Exercise task: Copy each line of the records that contains the word "page".

Data records
• • • •

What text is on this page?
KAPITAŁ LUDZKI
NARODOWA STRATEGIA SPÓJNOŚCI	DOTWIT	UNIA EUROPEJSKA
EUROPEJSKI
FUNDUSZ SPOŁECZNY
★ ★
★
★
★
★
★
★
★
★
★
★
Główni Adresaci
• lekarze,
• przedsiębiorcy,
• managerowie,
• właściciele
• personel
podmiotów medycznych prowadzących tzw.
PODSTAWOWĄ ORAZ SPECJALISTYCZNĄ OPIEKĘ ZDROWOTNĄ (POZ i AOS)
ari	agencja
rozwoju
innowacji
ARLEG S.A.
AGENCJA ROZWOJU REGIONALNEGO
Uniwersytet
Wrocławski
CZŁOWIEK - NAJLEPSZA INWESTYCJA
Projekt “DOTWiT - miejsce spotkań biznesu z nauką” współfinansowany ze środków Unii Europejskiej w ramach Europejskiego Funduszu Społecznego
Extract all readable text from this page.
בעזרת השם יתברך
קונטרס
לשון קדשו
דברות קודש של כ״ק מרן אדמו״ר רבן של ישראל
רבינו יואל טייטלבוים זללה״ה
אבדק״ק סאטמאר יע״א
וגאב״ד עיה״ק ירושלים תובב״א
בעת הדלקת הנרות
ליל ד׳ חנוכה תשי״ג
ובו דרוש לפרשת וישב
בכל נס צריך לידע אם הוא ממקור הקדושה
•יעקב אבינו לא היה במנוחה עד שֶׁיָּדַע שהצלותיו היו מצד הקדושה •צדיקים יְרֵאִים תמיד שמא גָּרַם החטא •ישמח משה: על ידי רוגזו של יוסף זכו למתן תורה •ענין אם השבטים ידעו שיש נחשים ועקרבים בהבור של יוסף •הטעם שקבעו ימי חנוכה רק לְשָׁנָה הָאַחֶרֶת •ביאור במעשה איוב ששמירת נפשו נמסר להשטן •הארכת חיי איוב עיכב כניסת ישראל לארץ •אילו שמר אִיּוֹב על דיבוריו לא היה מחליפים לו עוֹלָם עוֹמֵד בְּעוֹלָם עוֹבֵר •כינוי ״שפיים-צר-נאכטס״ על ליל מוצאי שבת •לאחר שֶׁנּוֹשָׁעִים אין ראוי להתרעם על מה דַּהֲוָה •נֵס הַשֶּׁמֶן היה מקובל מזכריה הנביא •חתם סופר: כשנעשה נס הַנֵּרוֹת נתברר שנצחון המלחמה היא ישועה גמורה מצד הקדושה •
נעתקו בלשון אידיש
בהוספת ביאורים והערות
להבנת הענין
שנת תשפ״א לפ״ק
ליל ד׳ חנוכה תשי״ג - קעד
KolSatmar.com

• • • •

Answer to this problem:
What text is on this page?
Extract all readable text from this page.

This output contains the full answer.